[Start of Material]
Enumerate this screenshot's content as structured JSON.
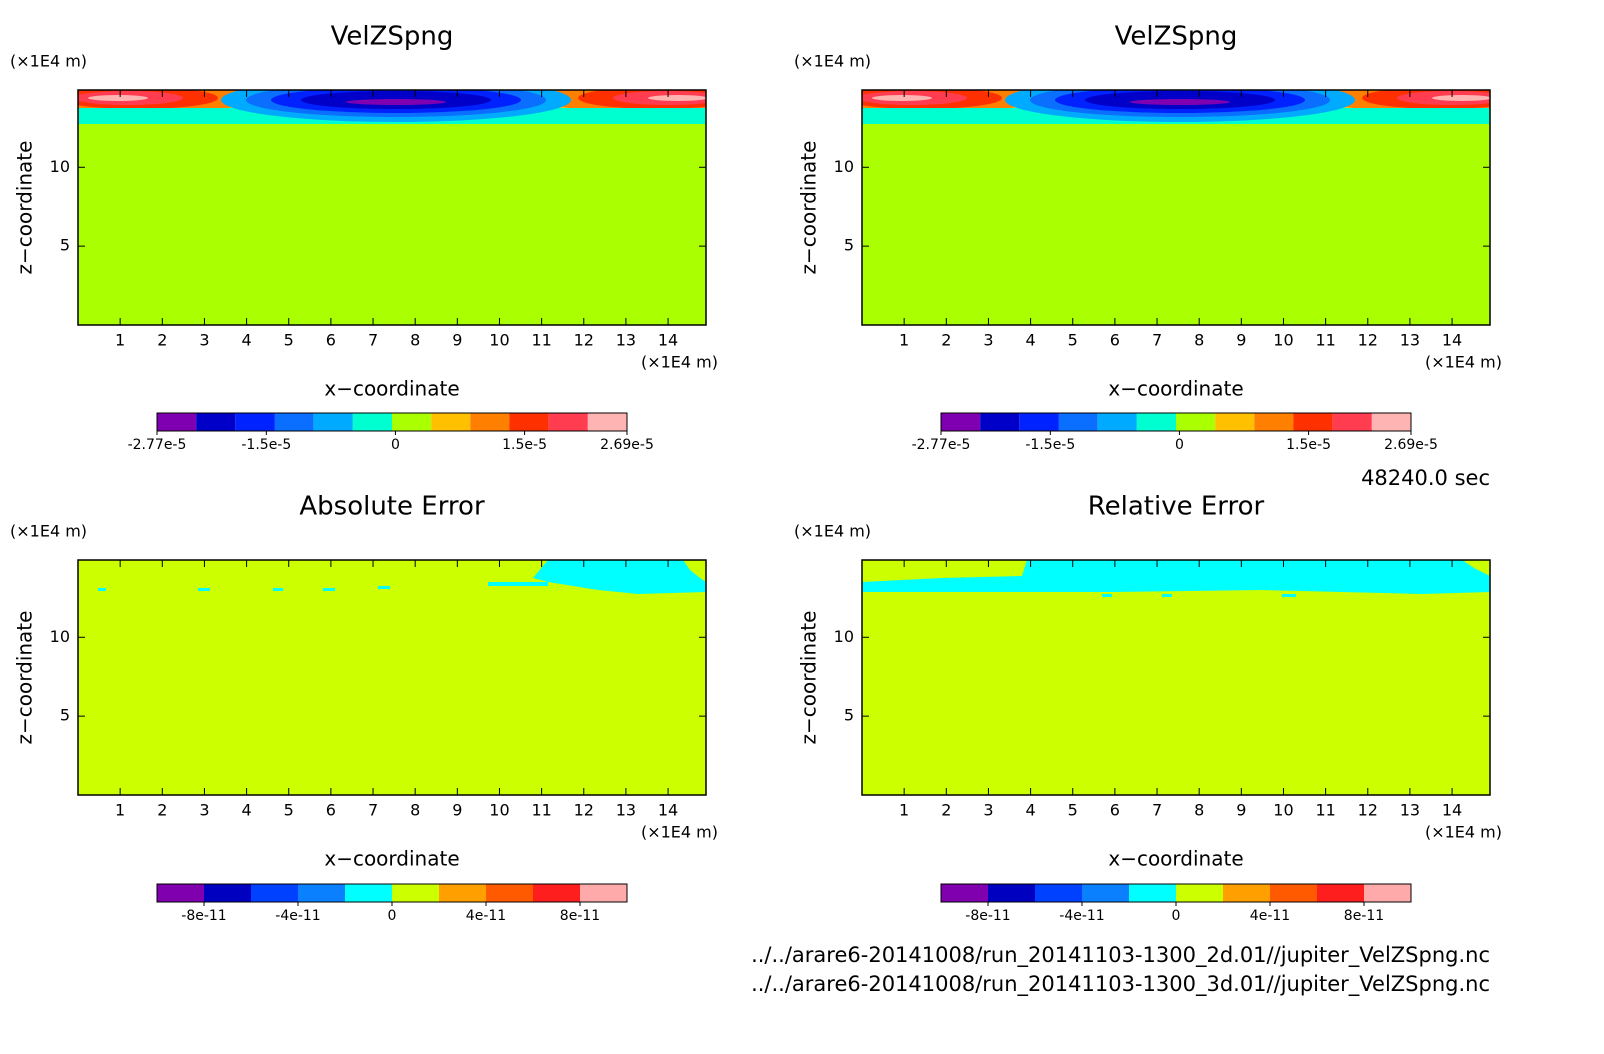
{
  "chart_data": [
    {
      "type": "contour",
      "title": "VelZSpng",
      "x_label": "x−coordinate",
      "y_label": "z−coordinate",
      "x_unit": "(×1E4 m)",
      "y_unit": "(×1E4 m)",
      "xlim": [
        0,
        14.9
      ],
      "xticks": [
        1,
        2,
        3,
        4,
        5,
        6,
        7,
        8,
        9,
        10,
        11,
        12,
        13,
        14
      ],
      "ylim": [
        0,
        14.9
      ],
      "yticks": [
        5,
        10
      ],
      "colorbar": {
        "colors": [
          "#7f00b0",
          "#0000c8",
          "#0022ff",
          "#0a6eff",
          "#00aaff",
          "#00ffd0",
          "#aaff00",
          "#ffc000",
          "#ff8000",
          "#ff3000",
          "#ff3c50",
          "#ffb4b4"
        ],
        "lim": [
          -2.77e-05,
          2.69e-05
        ],
        "ticks": [
          {
            "value": -2.77e-05,
            "label": "-2.77e-5"
          },
          {
            "value": -1.5e-05,
            "label": "-1.5e-5"
          },
          0,
          {
            "value": 1.5e-05,
            "label": "1.5e-5"
          },
          {
            "value": 2.69e-05,
            "label": "2.69e-5"
          }
        ]
      }
    },
    {
      "type": "contour",
      "title": "VelZSpng",
      "x_label": "x−coordinate",
      "y_label": "z−coordinate",
      "x_unit": "(×1E4 m)",
      "y_unit": "(×1E4 m)",
      "xlim": [
        0,
        14.9
      ],
      "xticks": [
        1,
        2,
        3,
        4,
        5,
        6,
        7,
        8,
        9,
        10,
        11,
        12,
        13,
        14
      ],
      "ylim": [
        0,
        14.9
      ],
      "yticks": [
        5,
        10
      ],
      "colorbar": {
        "colors": [
          "#7f00b0",
          "#0000c8",
          "#0022ff",
          "#0a6eff",
          "#00aaff",
          "#00ffd0",
          "#aaff00",
          "#ffc000",
          "#ff8000",
          "#ff3000",
          "#ff3c50",
          "#ffb4b4"
        ],
        "lim": [
          -2.77e-05,
          2.69e-05
        ],
        "ticks": [
          {
            "value": -2.77e-05,
            "label": "-2.77e-5"
          },
          {
            "value": -1.5e-05,
            "label": "-1.5e-5"
          },
          0,
          {
            "value": 1.5e-05,
            "label": "1.5e-5"
          },
          {
            "value": 2.69e-05,
            "label": "2.69e-5"
          }
        ]
      }
    },
    {
      "type": "contour",
      "title": "Absolute Error",
      "x_label": "x−coordinate",
      "y_label": "z−coordinate",
      "x_unit": "(×1E4 m)",
      "y_unit": "(×1E4 m)",
      "xlim": [
        0,
        14.9
      ],
      "xticks": [
        1,
        2,
        3,
        4,
        5,
        6,
        7,
        8,
        9,
        10,
        11,
        12,
        13,
        14
      ],
      "ylim": [
        0,
        14.9
      ],
      "yticks": [
        5,
        10
      ],
      "colorbar": {
        "colors": [
          "#8000b0",
          "#0000c0",
          "#0040ff",
          "#0a80ff",
          "#00ffff",
          "#ccff00",
          "#ffa000",
          "#ff5a00",
          "#ff1e1e",
          "#ffaaaa"
        ],
        "lim": [
          -1e-10,
          1e-10
        ],
        "ticks": [
          {
            "value": -8e-11,
            "label": "-8e-11"
          },
          {
            "value": -4e-11,
            "label": "-4e-11"
          },
          0,
          {
            "value": 4e-11,
            "label": "4e-11"
          },
          {
            "value": 8e-11,
            "label": "8e-11"
          }
        ]
      }
    },
    {
      "type": "contour",
      "title": "Relative Error",
      "x_label": "x−coordinate",
      "y_label": "z−coordinate",
      "x_unit": "(×1E4 m)",
      "y_unit": "(×1E4 m)",
      "xlim": [
        0,
        14.9
      ],
      "xticks": [
        1,
        2,
        3,
        4,
        5,
        6,
        7,
        8,
        9,
        10,
        11,
        12,
        13,
        14
      ],
      "ylim": [
        0,
        14.9
      ],
      "yticks": [
        5,
        10
      ],
      "colorbar": {
        "colors": [
          "#8000b0",
          "#0000c0",
          "#0040ff",
          "#0a80ff",
          "#00ffff",
          "#ccff00",
          "#ffa000",
          "#ff5a00",
          "#ff1e1e",
          "#ffaaaa"
        ],
        "lim": [
          -1e-10,
          1e-10
        ],
        "ticks": [
          {
            "value": -8e-11,
            "label": "-8e-11"
          },
          {
            "value": -4e-11,
            "label": "-4e-11"
          },
          0,
          {
            "value": 4e-11,
            "label": "4e-11"
          },
          {
            "value": 8e-11,
            "label": "8e-11"
          }
        ]
      }
    }
  ],
  "annotations": {
    "time": "48240.0 sec",
    "files": [
      "../../arare6-20141008/run_20141103-1300_2d.01//jupiter_VelZSpng.nc",
      "../../arare6-20141008/run_20141103-1300_3d.01//jupiter_VelZSpng.nc"
    ]
  }
}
[End of Material]
### The exercise
Can you repeat every record above exactly, apart from the pictures?

### Exercise answer
Enumerate this screenshot's content as structured JSON.
{
  "chart_data": [
    {
      "type": "contour",
      "title": "VelZSpng",
      "x_label": "x−coordinate",
      "y_label": "z−coordinate",
      "x_unit": "(×1E4 m)",
      "y_unit": "(×1E4 m)",
      "xlim": [
        0,
        14.9
      ],
      "xticks": [
        1,
        2,
        3,
        4,
        5,
        6,
        7,
        8,
        9,
        10,
        11,
        12,
        13,
        14
      ],
      "ylim": [
        0,
        14.9
      ],
      "yticks": [
        5,
        10
      ],
      "colorbar": {
        "colors": [
          "#7f00b0",
          "#0000c8",
          "#0022ff",
          "#0a6eff",
          "#00aaff",
          "#00ffd0",
          "#aaff00",
          "#ffc000",
          "#ff8000",
          "#ff3000",
          "#ff3c50",
          "#ffb4b4"
        ],
        "lim": [
          -2.77e-05,
          2.69e-05
        ],
        "ticks": [
          {
            "value": -2.77e-05,
            "label": "-2.77e-5"
          },
          {
            "value": -1.5e-05,
            "label": "-1.5e-5"
          },
          0,
          {
            "value": 1.5e-05,
            "label": "1.5e-5"
          },
          {
            "value": 2.69e-05,
            "label": "2.69e-5"
          }
        ]
      }
    },
    {
      "type": "contour",
      "title": "VelZSpng",
      "x_label": "x−coordinate",
      "y_label": "z−coordinate",
      "x_unit": "(×1E4 m)",
      "y_unit": "(×1E4 m)",
      "xlim": [
        0,
        14.9
      ],
      "xticks": [
        1,
        2,
        3,
        4,
        5,
        6,
        7,
        8,
        9,
        10,
        11,
        12,
        13,
        14
      ],
      "ylim": [
        0,
        14.9
      ],
      "yticks": [
        5,
        10
      ],
      "colorbar": {
        "colors": [
          "#7f00b0",
          "#0000c8",
          "#0022ff",
          "#0a6eff",
          "#00aaff",
          "#00ffd0",
          "#aaff00",
          "#ffc000",
          "#ff8000",
          "#ff3000",
          "#ff3c50",
          "#ffb4b4"
        ],
        "lim": [
          -2.77e-05,
          2.69e-05
        ],
        "ticks": [
          {
            "value": -2.77e-05,
            "label": "-2.77e-5"
          },
          {
            "value": -1.5e-05,
            "label": "-1.5e-5"
          },
          0,
          {
            "value": 1.5e-05,
            "label": "1.5e-5"
          },
          {
            "value": 2.69e-05,
            "label": "2.69e-5"
          }
        ]
      }
    },
    {
      "type": "contour",
      "title": "Absolute Error",
      "x_label": "x−coordinate",
      "y_label": "z−coordinate",
      "x_unit": "(×1E4 m)",
      "y_unit": "(×1E4 m)",
      "xlim": [
        0,
        14.9
      ],
      "xticks": [
        1,
        2,
        3,
        4,
        5,
        6,
        7,
        8,
        9,
        10,
        11,
        12,
        13,
        14
      ],
      "ylim": [
        0,
        14.9
      ],
      "yticks": [
        5,
        10
      ],
      "colorbar": {
        "colors": [
          "#8000b0",
          "#0000c0",
          "#0040ff",
          "#0a80ff",
          "#00ffff",
          "#ccff00",
          "#ffa000",
          "#ff5a00",
          "#ff1e1e",
          "#ffaaaa"
        ],
        "lim": [
          -1e-10,
          1e-10
        ],
        "ticks": [
          {
            "value": -8e-11,
            "label": "-8e-11"
          },
          {
            "value": -4e-11,
            "label": "-4e-11"
          },
          0,
          {
            "value": 4e-11,
            "label": "4e-11"
          },
          {
            "value": 8e-11,
            "label": "8e-11"
          }
        ]
      }
    },
    {
      "type": "contour",
      "title": "Relative Error",
      "x_label": "x−coordinate",
      "y_label": "z−coordinate",
      "x_unit": "(×1E4 m)",
      "y_unit": "(×1E4 m)",
      "xlim": [
        0,
        14.9
      ],
      "xticks": [
        1,
        2,
        3,
        4,
        5,
        6,
        7,
        8,
        9,
        10,
        11,
        12,
        13,
        14
      ],
      "ylim": [
        0,
        14.9
      ],
      "yticks": [
        5,
        10
      ],
      "colorbar": {
        "colors": [
          "#8000b0",
          "#0000c0",
          "#0040ff",
          "#0a80ff",
          "#00ffff",
          "#ccff00",
          "#ffa000",
          "#ff5a00",
          "#ff1e1e",
          "#ffaaaa"
        ],
        "lim": [
          -1e-10,
          1e-10
        ],
        "ticks": [
          {
            "value": -8e-11,
            "label": "-8e-11"
          },
          {
            "value": -4e-11,
            "label": "-4e-11"
          },
          0,
          {
            "value": 4e-11,
            "label": "4e-11"
          },
          {
            "value": 8e-11,
            "label": "8e-11"
          }
        ]
      }
    }
  ],
  "annotations": {
    "time": "48240.0 sec",
    "files": [
      "../../arare6-20141008/run_20141103-1300_2d.01//jupiter_VelZSpng.nc",
      "../../arare6-20141008/run_20141103-1300_3d.01//jupiter_VelZSpng.nc"
    ]
  }
}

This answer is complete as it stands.